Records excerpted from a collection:
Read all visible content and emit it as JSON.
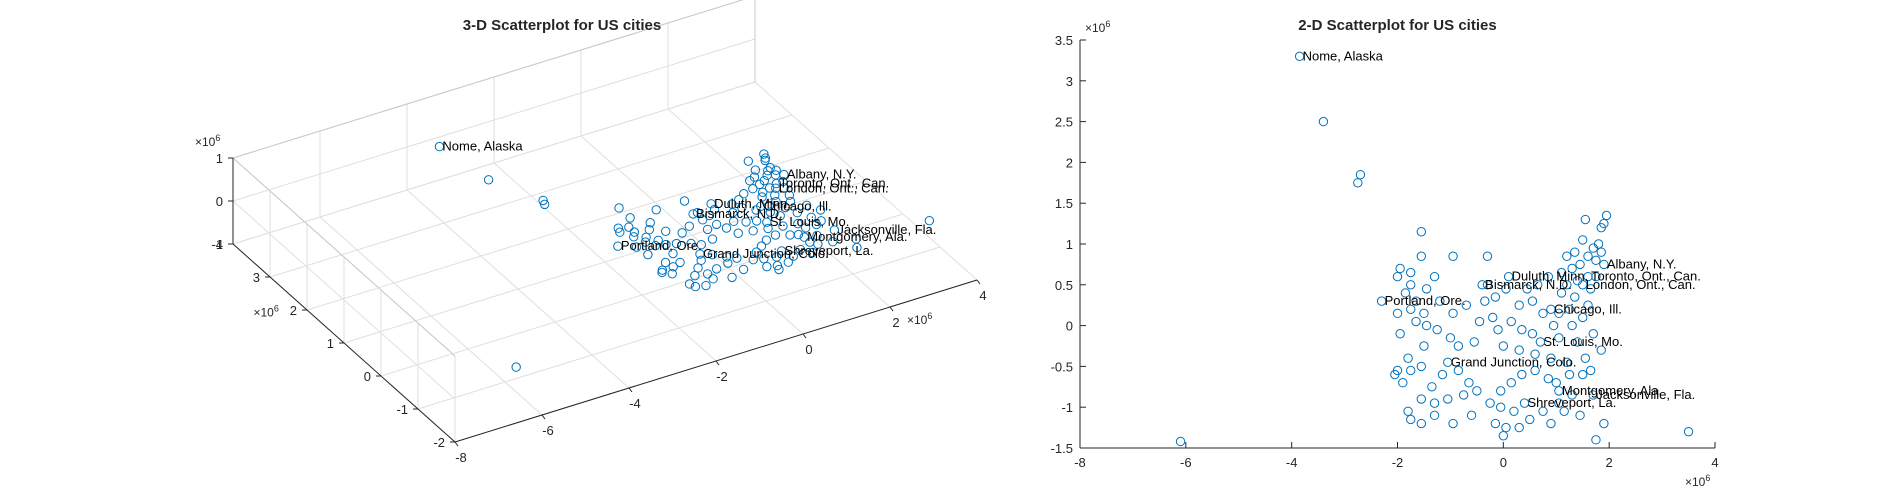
{
  "colors": {
    "marker": "#0072BD",
    "axis": "#262626",
    "grid": "#dfdfdf"
  },
  "chart_data": [
    {
      "type": "scatter",
      "title": "3-D Scatterplot for US cities",
      "xlim": [
        -8,
        4
      ],
      "ylim": [
        -2,
        4
      ],
      "zlim": [
        -1,
        1
      ],
      "x_ticks": [
        "-8",
        "-6",
        "-4",
        "-2",
        "0",
        "2",
        "4"
      ],
      "y_ticks": [
        "-2",
        "-1",
        "0",
        "1",
        "2",
        "3",
        "4"
      ],
      "z_ticks": [
        "-1",
        "0",
        "1"
      ],
      "x_exponent": "6",
      "y_exponent": "6",
      "z_exponent": "6",
      "grid": true,
      "points": [
        {
          "x": -3.85,
          "y": 3.3,
          "z": 0.5,
          "label": "Nome, Alaska"
        },
        {
          "x": -3.4,
          "y": 2.5,
          "z": 0.2
        },
        {
          "x": -2.7,
          "y": 1.85,
          "z": 0.0
        },
        {
          "x": -2.75,
          "y": 1.75,
          "z": 0.0
        },
        {
          "x": -6.1,
          "y": -1.42,
          "z": -0.3
        },
        {
          "x": 1.9,
          "y": 0.75,
          "z": 0,
          "label": "Albany, N.Y."
        },
        {
          "x": 1.6,
          "y": 0.6,
          "z": 0,
          "label": "Toronto, Ont., Can."
        },
        {
          "x": 1.5,
          "y": 0.5,
          "z": 0,
          "label": "London, Ont., Can."
        },
        {
          "x": 0.1,
          "y": 0.6,
          "z": 0,
          "label": "Duluth, Minn."
        },
        {
          "x": -0.4,
          "y": 0.5,
          "z": 0,
          "label": "Bismarck, N.D."
        },
        {
          "x": 0.9,
          "y": 0.2,
          "z": 0,
          "label": "Chicago, Ill."
        },
        {
          "x": -2.3,
          "y": 0.3,
          "z": 0,
          "label": "Portland, Ore."
        },
        {
          "x": 0.7,
          "y": -0.2,
          "z": 0,
          "label": "St. Louis, Mo."
        },
        {
          "x": 1.7,
          "y": -0.85,
          "z": 0,
          "label": "Jacksonville, Fla."
        },
        {
          "x": 1.05,
          "y": -0.8,
          "z": 0,
          "label": "Montgomery, Ala."
        },
        {
          "x": -1.05,
          "y": -0.45,
          "z": 0,
          "label": "Grand Junction, Colo."
        },
        {
          "x": 0.4,
          "y": -0.95,
          "z": 0,
          "label": "Shreveport, La."
        },
        {
          "x": 3.5,
          "y": -1.3,
          "z": 0
        },
        {
          "x": 1.95,
          "y": 1.35,
          "z": 0
        },
        {
          "x": 1.9,
          "y": 1.25,
          "z": 0
        },
        {
          "x": 1.85,
          "y": 1.2,
          "z": 0
        },
        {
          "x": 1.55,
          "y": 1.3,
          "z": 0
        },
        {
          "x": 1.5,
          "y": 1.05,
          "z": 0
        },
        {
          "x": 1.8,
          "y": 1.0,
          "z": 0
        },
        {
          "x": 1.7,
          "y": 0.95,
          "z": 0
        },
        {
          "x": 1.35,
          "y": 0.9,
          "z": 0
        },
        {
          "x": 1.2,
          "y": 0.85,
          "z": 0
        },
        {
          "x": 1.6,
          "y": 0.85,
          "z": 0
        },
        {
          "x": 1.85,
          "y": 0.9,
          "z": 0
        },
        {
          "x": 1.75,
          "y": 0.8,
          "z": 0
        },
        {
          "x": 1.45,
          "y": 0.75,
          "z": 0
        },
        {
          "x": 1.3,
          "y": 0.7,
          "z": 0
        },
        {
          "x": 1.1,
          "y": 0.65,
          "z": 0
        },
        {
          "x": 1.75,
          "y": 0.6,
          "z": 0
        },
        {
          "x": 1.4,
          "y": 0.55,
          "z": 0
        },
        {
          "x": 1.2,
          "y": 0.5,
          "z": 0
        },
        {
          "x": 1.65,
          "y": 0.45,
          "z": 0
        },
        {
          "x": 1.1,
          "y": 0.4,
          "z": 0
        },
        {
          "x": 1.35,
          "y": 0.35,
          "z": 0
        },
        {
          "x": 1.6,
          "y": 0.25,
          "z": 0
        },
        {
          "x": 1.25,
          "y": 0.2,
          "z": 0
        },
        {
          "x": 1.05,
          "y": 0.15,
          "z": 0
        },
        {
          "x": 1.5,
          "y": 0.1,
          "z": 0
        },
        {
          "x": 1.3,
          "y": 0.0,
          "z": 0
        },
        {
          "x": 0.95,
          "y": 0.0,
          "z": 0
        },
        {
          "x": 0.75,
          "y": 0.15,
          "z": 0
        },
        {
          "x": 0.55,
          "y": 0.3,
          "z": 0
        },
        {
          "x": 0.65,
          "y": 0.5,
          "z": 0
        },
        {
          "x": 0.45,
          "y": 0.45,
          "z": 0
        },
        {
          "x": 0.85,
          "y": 0.6,
          "z": 0
        },
        {
          "x": 0.3,
          "y": 0.25,
          "z": 0
        },
        {
          "x": 0.15,
          "y": 0.05,
          "z": 0
        },
        {
          "x": 0.35,
          "y": -0.05,
          "z": 0
        },
        {
          "x": 0.55,
          "y": -0.1,
          "z": 0
        },
        {
          "x": 1.05,
          "y": -0.15,
          "z": 0
        },
        {
          "x": 1.4,
          "y": -0.2,
          "z": 0
        },
        {
          "x": 1.7,
          "y": -0.1,
          "z": 0
        },
        {
          "x": 1.85,
          "y": -0.3,
          "z": 0
        },
        {
          "x": 1.55,
          "y": -0.4,
          "z": 0
        },
        {
          "x": 1.2,
          "y": -0.45,
          "z": 0
        },
        {
          "x": 0.9,
          "y": -0.4,
          "z": 0
        },
        {
          "x": 0.6,
          "y": -0.35,
          "z": 0
        },
        {
          "x": 0.3,
          "y": -0.3,
          "z": 0
        },
        {
          "x": 0.0,
          "y": -0.25,
          "z": 0
        },
        {
          "x": -0.1,
          "y": -0.05,
          "z": 0
        },
        {
          "x": -0.2,
          "y": 0.1,
          "z": 0
        },
        {
          "x": -0.35,
          "y": 0.3,
          "z": 0
        },
        {
          "x": -0.3,
          "y": 0.5,
          "z": 0
        },
        {
          "x": -0.15,
          "y": 0.35,
          "z": 0
        },
        {
          "x": 0.05,
          "y": 0.45,
          "z": 0
        },
        {
          "x": -0.3,
          "y": 0.85,
          "z": 0
        },
        {
          "x": -0.95,
          "y": 0.85,
          "z": 0
        },
        {
          "x": -1.55,
          "y": 0.85,
          "z": 0
        },
        {
          "x": -1.55,
          "y": 1.15,
          "z": 0
        },
        {
          "x": -1.3,
          "y": 0.6,
          "z": 0
        },
        {
          "x": -1.45,
          "y": 0.45,
          "z": 0
        },
        {
          "x": -1.75,
          "y": 0.65,
          "z": 0
        },
        {
          "x": -1.95,
          "y": 0.7,
          "z": 0
        },
        {
          "x": -2.0,
          "y": 0.6,
          "z": 0
        },
        {
          "x": -1.75,
          "y": 0.5,
          "z": 0
        },
        {
          "x": -1.85,
          "y": 0.4,
          "z": 0
        },
        {
          "x": -1.65,
          "y": 0.3,
          "z": 0
        },
        {
          "x": -2.0,
          "y": 0.15,
          "z": 0
        },
        {
          "x": -1.75,
          "y": 0.2,
          "z": 0
        },
        {
          "x": -1.5,
          "y": 0.15,
          "z": 0
        },
        {
          "x": -1.2,
          "y": 0.3,
          "z": 0
        },
        {
          "x": -0.95,
          "y": 0.15,
          "z": 0
        },
        {
          "x": -0.7,
          "y": 0.25,
          "z": 0
        },
        {
          "x": -0.45,
          "y": 0.05,
          "z": 0
        },
        {
          "x": -0.55,
          "y": -0.2,
          "z": 0
        },
        {
          "x": -0.85,
          "y": -0.25,
          "z": 0
        },
        {
          "x": -1.0,
          "y": -0.15,
          "z": 0
        },
        {
          "x": -1.25,
          "y": -0.05,
          "z": 0
        },
        {
          "x": -1.45,
          "y": 0.0,
          "z": 0
        },
        {
          "x": -1.65,
          "y": 0.05,
          "z": 0
        },
        {
          "x": -1.95,
          "y": -0.1,
          "z": 0
        },
        {
          "x": -1.5,
          "y": -0.25,
          "z": 0
        },
        {
          "x": -1.8,
          "y": -0.4,
          "z": 0
        },
        {
          "x": -2.0,
          "y": -0.55,
          "z": 0
        },
        {
          "x": -2.05,
          "y": -0.6,
          "z": 0
        },
        {
          "x": -1.75,
          "y": -0.55,
          "z": 0
        },
        {
          "x": -1.9,
          "y": -0.7,
          "z": 0
        },
        {
          "x": -1.55,
          "y": -0.5,
          "z": 0
        },
        {
          "x": -1.35,
          "y": -0.75,
          "z": 0
        },
        {
          "x": -1.15,
          "y": -0.6,
          "z": 0
        },
        {
          "x": -0.85,
          "y": -0.55,
          "z": 0
        },
        {
          "x": -0.65,
          "y": -0.7,
          "z": 0
        },
        {
          "x": -0.5,
          "y": -0.8,
          "z": 0
        },
        {
          "x": -0.75,
          "y": -0.85,
          "z": 0
        },
        {
          "x": -1.05,
          "y": -0.9,
          "z": 0
        },
        {
          "x": -1.3,
          "y": -0.95,
          "z": 0
        },
        {
          "x": -1.55,
          "y": -0.9,
          "z": 0
        },
        {
          "x": -1.8,
          "y": -1.05,
          "z": 0
        },
        {
          "x": -1.75,
          "y": -1.15,
          "z": 0
        },
        {
          "x": -1.55,
          "y": -1.2,
          "z": 0
        },
        {
          "x": -1.3,
          "y": -1.1,
          "z": 0
        },
        {
          "x": -0.95,
          "y": -1.2,
          "z": 0
        },
        {
          "x": -0.6,
          "y": -1.1,
          "z": 0
        },
        {
          "x": -0.25,
          "y": -0.95,
          "z": 0
        },
        {
          "x": -0.05,
          "y": -0.8,
          "z": 0
        },
        {
          "x": 0.15,
          "y": -0.7,
          "z": 0
        },
        {
          "x": 0.35,
          "y": -0.6,
          "z": 0
        },
        {
          "x": 0.6,
          "y": -0.55,
          "z": 0
        },
        {
          "x": 0.85,
          "y": -0.65,
          "z": 0
        },
        {
          "x": 1.0,
          "y": -0.7,
          "z": 0
        },
        {
          "x": 1.25,
          "y": -0.6,
          "z": 0
        },
        {
          "x": 1.5,
          "y": -0.6,
          "z": 0
        },
        {
          "x": 1.65,
          "y": -0.55,
          "z": 0
        },
        {
          "x": 1.3,
          "y": -0.85,
          "z": 0
        },
        {
          "x": 1.05,
          "y": -0.95,
          "z": 0
        },
        {
          "x": 0.75,
          "y": -1.05,
          "z": 0
        },
        {
          "x": 0.5,
          "y": -1.15,
          "z": 0
        },
        {
          "x": 0.2,
          "y": -1.05,
          "z": 0
        },
        {
          "x": -0.05,
          "y": -1.0,
          "z": 0
        },
        {
          "x": -0.15,
          "y": -1.2,
          "z": 0
        },
        {
          "x": 0.05,
          "y": -1.25,
          "z": 0
        },
        {
          "x": 0.3,
          "y": -1.25,
          "z": 0
        },
        {
          "x": 0.9,
          "y": -1.2,
          "z": 0
        },
        {
          "x": 1.15,
          "y": -1.05,
          "z": 0
        },
        {
          "x": 1.45,
          "y": -1.1,
          "z": 0
        },
        {
          "x": 1.75,
          "y": -1.4,
          "z": 0
        },
        {
          "x": 1.9,
          "y": -1.2,
          "z": 0
        },
        {
          "x": 0.0,
          "y": -1.35,
          "z": 0
        }
      ]
    },
    {
      "type": "scatter",
      "title": "2-D Scatterplot for US cities",
      "xlim": [
        -8,
        4
      ],
      "ylim": [
        -1.5,
        3.5
      ],
      "x_ticks": [
        "-8",
        "-6",
        "-4",
        "-2",
        "0",
        "2",
        "4"
      ],
      "y_ticks": [
        "-1.5",
        "-1",
        "-0.5",
        "0",
        "0.5",
        "1",
        "1.5",
        "2",
        "2.5",
        "3",
        "3.5"
      ],
      "x_exponent": "6",
      "y_exponent": "6",
      "grid": false
    }
  ]
}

**Objective**
Gather each line in the entries above where the string "cities" is found.

**Solution for this exercise**
      "title": "3-D Scatterplot for US cities",
      "title": "2-D Scatterplot for US cities",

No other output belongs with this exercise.